===== Input data =====

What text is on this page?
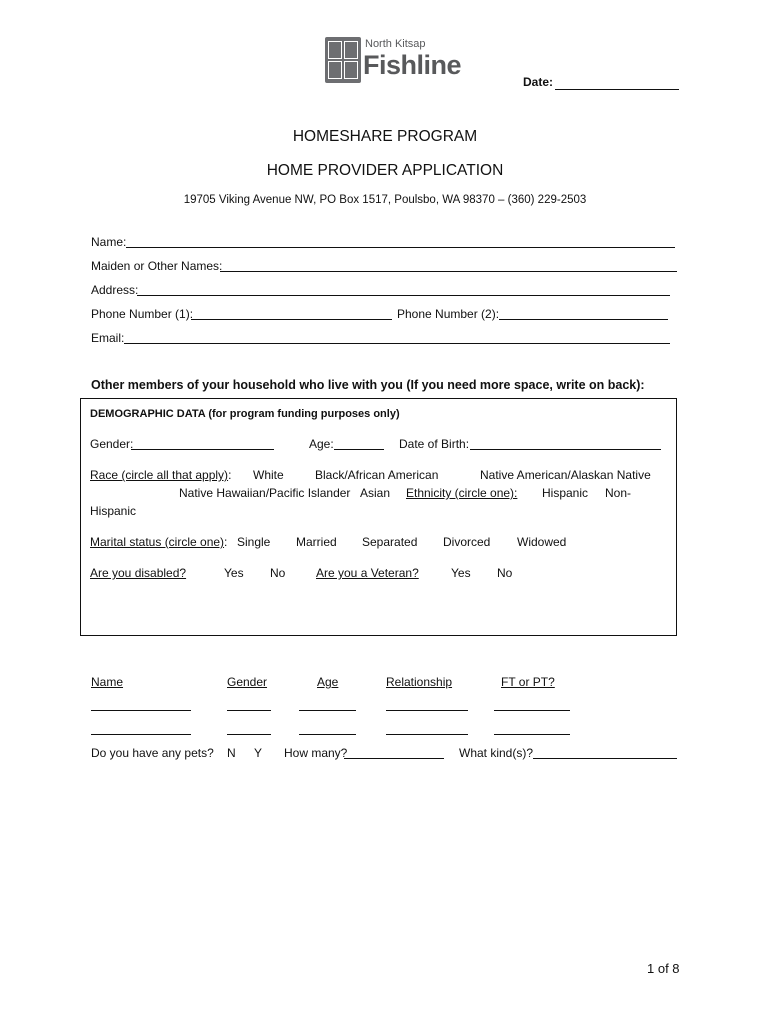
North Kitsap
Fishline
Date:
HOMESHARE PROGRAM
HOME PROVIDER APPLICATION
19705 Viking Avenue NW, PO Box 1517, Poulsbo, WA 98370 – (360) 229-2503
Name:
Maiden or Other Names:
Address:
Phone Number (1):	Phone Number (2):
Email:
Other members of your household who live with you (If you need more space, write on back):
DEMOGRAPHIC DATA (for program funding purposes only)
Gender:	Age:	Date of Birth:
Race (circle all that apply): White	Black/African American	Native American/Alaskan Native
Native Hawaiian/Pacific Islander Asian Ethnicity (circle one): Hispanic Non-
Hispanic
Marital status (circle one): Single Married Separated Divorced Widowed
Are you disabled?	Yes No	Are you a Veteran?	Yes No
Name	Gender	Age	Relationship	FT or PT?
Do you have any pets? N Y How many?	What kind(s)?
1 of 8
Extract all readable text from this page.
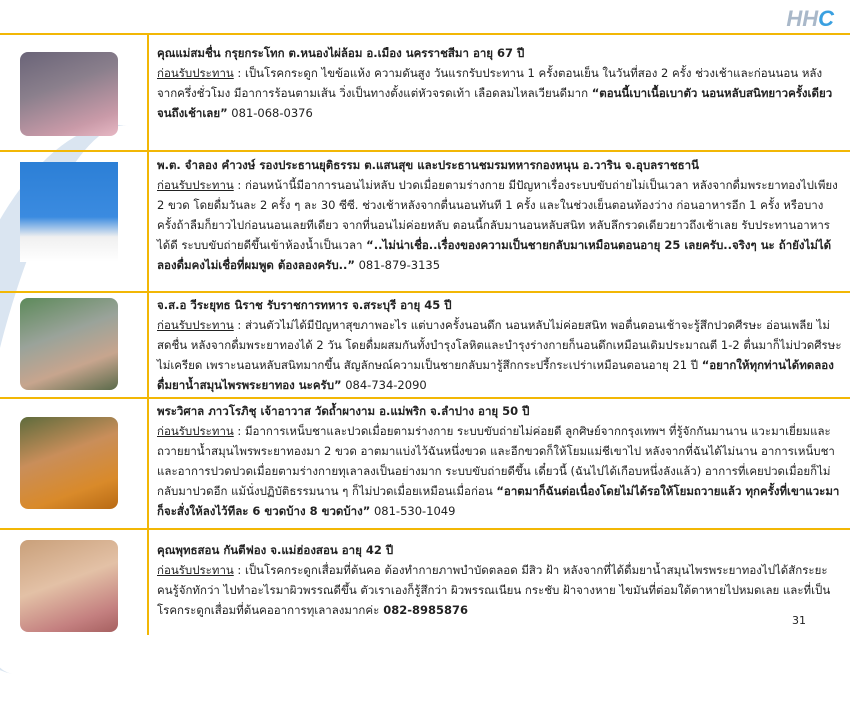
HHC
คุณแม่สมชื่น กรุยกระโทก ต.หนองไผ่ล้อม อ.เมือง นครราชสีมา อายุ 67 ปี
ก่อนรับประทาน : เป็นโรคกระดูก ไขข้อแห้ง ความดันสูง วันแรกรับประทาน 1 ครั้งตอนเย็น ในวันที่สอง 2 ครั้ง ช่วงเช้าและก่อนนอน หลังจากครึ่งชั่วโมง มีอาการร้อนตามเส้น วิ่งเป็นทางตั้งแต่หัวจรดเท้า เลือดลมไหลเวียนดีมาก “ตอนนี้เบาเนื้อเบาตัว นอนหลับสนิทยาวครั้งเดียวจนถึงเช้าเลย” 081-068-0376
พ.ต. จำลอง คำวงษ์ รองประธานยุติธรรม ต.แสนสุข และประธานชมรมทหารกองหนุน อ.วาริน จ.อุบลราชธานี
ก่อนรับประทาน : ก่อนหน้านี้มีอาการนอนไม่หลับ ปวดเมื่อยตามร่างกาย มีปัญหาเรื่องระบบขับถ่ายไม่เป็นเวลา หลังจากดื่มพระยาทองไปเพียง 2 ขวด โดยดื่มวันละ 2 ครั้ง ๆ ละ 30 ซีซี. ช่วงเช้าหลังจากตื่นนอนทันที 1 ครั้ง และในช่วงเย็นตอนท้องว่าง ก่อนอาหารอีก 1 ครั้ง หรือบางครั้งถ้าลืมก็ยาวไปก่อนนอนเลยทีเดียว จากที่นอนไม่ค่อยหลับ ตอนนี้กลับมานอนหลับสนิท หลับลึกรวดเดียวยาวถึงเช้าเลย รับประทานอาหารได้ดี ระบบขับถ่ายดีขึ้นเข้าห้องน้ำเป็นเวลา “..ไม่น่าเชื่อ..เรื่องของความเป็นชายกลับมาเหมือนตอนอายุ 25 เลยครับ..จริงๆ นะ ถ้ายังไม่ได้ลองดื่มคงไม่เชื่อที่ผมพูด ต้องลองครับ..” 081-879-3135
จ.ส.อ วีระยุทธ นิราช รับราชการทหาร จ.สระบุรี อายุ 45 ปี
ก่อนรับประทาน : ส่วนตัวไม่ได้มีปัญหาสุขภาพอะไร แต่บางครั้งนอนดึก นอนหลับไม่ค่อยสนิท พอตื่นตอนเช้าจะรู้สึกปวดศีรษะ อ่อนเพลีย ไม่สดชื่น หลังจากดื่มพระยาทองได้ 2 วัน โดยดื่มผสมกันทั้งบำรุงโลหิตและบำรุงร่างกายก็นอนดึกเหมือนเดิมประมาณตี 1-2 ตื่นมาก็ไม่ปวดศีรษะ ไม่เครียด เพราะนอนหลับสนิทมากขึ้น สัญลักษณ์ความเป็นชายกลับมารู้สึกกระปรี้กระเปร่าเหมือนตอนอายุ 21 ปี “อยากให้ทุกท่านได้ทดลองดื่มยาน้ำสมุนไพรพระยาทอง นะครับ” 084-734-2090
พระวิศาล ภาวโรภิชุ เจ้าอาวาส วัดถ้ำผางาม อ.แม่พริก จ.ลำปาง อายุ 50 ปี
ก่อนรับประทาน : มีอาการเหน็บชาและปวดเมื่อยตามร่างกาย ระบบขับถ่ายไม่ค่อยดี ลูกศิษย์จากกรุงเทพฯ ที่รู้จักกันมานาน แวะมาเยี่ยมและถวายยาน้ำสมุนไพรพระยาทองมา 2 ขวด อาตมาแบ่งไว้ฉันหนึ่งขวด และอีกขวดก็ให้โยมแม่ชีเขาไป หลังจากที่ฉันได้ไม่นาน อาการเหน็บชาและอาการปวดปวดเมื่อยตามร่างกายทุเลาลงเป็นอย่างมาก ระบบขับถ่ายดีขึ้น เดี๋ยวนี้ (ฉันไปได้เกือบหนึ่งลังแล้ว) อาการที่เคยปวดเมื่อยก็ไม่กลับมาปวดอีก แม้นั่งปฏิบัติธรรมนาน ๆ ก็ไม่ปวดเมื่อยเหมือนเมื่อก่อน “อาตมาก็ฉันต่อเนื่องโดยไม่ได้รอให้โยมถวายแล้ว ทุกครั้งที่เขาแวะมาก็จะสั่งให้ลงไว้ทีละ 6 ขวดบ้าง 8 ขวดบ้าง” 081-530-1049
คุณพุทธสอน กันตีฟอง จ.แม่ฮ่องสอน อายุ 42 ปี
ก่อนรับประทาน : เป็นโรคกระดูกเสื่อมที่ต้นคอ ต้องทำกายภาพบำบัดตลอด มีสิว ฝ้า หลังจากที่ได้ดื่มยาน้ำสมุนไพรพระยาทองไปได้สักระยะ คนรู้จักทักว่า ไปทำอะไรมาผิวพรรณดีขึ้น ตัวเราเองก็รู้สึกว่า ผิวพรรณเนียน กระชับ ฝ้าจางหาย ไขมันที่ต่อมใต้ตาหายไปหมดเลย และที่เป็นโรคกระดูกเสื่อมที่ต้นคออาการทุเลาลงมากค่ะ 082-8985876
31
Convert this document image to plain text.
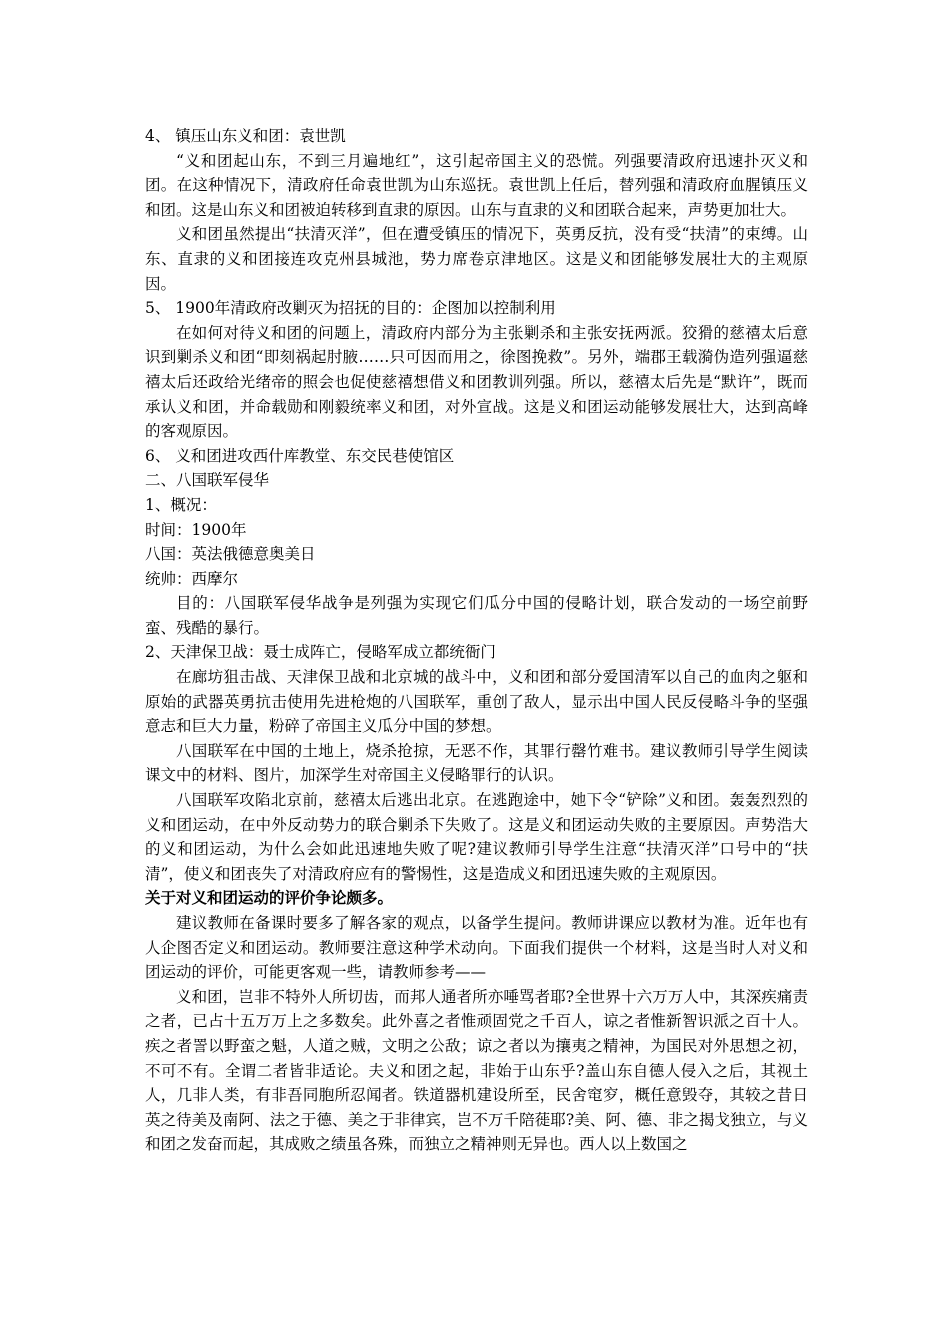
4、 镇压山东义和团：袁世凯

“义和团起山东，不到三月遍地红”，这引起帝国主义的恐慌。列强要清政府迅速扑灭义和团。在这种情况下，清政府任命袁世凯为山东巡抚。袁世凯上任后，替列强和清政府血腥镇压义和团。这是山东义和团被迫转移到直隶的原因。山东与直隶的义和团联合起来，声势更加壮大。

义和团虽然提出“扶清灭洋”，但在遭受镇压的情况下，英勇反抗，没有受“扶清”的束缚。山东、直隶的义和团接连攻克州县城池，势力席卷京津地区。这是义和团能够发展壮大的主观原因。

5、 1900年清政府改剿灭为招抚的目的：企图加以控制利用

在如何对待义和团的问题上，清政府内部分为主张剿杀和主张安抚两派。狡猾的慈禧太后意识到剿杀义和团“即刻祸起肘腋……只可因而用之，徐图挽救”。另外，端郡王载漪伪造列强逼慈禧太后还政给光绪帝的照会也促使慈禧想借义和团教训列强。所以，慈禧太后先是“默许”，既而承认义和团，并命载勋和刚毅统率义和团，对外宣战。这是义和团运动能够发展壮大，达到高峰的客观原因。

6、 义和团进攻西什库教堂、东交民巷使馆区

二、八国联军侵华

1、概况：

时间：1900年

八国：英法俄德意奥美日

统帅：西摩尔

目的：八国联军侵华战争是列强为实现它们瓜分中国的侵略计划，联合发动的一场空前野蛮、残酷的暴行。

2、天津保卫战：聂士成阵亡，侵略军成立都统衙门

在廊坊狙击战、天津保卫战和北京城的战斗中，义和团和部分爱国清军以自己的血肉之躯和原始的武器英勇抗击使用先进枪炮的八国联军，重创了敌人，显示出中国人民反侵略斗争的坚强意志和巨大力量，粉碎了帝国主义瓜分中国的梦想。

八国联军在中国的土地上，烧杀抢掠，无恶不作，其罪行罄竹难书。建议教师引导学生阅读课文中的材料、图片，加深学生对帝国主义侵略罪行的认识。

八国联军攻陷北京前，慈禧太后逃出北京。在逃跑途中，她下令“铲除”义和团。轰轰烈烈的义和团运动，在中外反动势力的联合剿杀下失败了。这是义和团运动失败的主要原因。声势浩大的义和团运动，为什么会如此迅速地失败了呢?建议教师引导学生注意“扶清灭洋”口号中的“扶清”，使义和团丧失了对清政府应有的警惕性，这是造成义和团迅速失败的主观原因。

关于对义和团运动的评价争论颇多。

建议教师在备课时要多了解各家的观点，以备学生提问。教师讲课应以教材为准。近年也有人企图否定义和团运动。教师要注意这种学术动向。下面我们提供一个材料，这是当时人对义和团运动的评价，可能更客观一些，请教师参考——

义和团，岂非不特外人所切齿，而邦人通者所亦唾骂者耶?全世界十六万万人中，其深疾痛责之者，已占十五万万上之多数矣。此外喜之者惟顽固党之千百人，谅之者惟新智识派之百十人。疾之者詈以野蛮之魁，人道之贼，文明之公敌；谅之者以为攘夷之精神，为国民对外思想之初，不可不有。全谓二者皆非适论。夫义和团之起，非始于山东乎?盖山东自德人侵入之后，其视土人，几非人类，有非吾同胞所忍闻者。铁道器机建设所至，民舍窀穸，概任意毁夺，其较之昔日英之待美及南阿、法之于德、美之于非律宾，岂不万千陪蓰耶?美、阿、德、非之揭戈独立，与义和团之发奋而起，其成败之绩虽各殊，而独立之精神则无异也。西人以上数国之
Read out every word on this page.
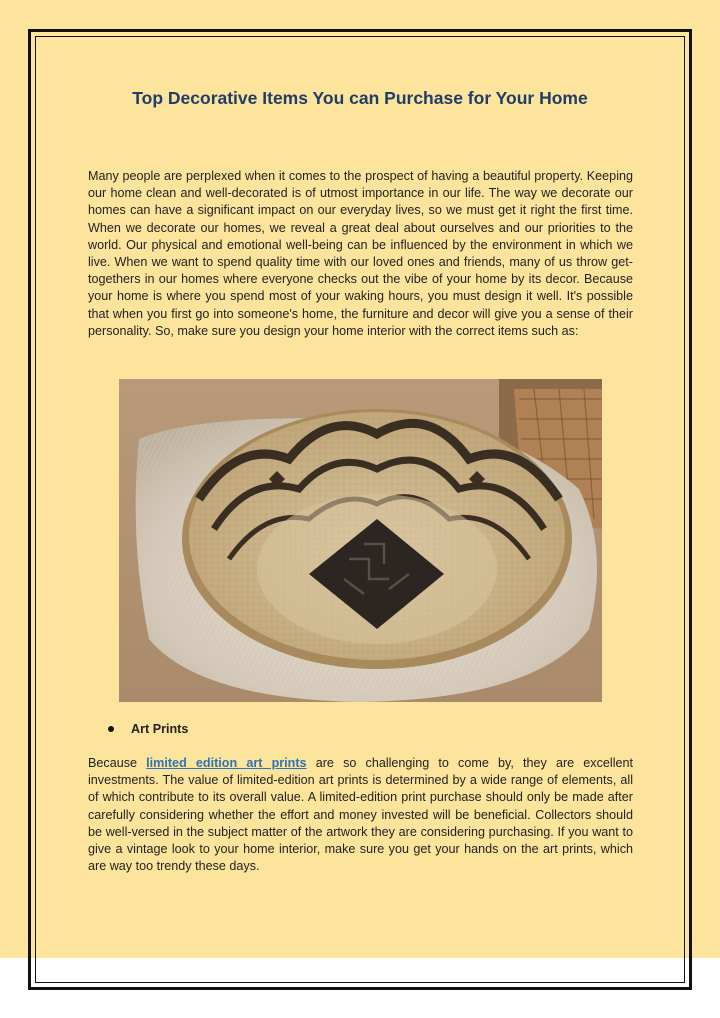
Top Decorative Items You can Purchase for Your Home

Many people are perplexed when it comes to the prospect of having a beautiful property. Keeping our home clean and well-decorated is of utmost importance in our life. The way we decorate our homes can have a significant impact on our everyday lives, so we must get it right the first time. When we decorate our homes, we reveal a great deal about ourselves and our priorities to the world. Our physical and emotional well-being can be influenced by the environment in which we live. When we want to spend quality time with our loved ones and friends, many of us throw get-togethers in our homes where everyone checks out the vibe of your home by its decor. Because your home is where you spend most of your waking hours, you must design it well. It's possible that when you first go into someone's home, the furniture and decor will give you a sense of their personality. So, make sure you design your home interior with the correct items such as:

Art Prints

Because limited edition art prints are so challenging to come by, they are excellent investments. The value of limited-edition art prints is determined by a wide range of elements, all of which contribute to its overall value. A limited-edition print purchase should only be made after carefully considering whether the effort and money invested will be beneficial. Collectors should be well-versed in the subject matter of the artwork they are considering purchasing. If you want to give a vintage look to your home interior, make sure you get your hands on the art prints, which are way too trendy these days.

=====

# Directive:
Report the count of lines in the entries that contain the string "ระบบข", and nothing besides it.

# The answer:
2